[START Provided records]

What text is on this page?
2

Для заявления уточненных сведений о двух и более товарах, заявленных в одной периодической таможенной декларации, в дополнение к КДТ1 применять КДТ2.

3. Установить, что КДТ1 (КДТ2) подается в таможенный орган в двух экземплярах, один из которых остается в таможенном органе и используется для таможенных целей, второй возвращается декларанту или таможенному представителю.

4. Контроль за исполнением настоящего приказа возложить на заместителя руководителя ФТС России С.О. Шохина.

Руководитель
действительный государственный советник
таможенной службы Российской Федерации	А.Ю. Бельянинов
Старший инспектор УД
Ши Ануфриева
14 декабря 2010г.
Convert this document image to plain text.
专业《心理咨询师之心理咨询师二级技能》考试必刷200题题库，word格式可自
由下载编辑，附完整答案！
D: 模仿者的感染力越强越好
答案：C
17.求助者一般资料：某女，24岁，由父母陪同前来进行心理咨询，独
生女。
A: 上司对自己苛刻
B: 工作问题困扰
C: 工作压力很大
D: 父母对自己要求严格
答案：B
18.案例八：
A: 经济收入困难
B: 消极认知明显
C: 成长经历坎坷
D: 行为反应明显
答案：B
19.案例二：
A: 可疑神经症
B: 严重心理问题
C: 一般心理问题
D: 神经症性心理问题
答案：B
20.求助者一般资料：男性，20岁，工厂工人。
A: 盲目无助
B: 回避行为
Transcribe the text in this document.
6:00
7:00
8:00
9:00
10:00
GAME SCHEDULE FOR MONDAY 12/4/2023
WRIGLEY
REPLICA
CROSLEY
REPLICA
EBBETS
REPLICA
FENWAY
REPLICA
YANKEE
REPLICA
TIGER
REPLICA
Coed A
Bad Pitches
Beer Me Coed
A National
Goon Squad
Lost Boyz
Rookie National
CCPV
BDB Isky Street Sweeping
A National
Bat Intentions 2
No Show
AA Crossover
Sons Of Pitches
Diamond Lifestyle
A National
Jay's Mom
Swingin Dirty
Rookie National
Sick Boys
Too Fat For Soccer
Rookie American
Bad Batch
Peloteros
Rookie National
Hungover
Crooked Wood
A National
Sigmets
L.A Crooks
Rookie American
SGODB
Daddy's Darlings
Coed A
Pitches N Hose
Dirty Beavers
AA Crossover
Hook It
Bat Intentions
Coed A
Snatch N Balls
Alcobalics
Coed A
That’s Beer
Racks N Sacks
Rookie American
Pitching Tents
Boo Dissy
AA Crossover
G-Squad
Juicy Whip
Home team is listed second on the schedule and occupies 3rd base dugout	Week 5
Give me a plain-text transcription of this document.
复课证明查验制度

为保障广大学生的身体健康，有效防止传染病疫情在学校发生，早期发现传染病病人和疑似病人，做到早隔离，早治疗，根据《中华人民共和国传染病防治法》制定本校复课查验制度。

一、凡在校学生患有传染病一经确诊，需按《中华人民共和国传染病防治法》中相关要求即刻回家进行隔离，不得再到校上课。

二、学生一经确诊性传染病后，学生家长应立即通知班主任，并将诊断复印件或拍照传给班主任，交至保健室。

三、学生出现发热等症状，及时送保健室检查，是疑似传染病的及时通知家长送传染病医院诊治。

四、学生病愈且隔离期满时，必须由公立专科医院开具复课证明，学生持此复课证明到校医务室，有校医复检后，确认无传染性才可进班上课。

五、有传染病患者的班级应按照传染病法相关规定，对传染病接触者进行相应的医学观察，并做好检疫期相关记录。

[END Provided records]

### [Problem details]
Count every line bearing the word "求助者一般资料"; report the total only.

### [Output for this task]
2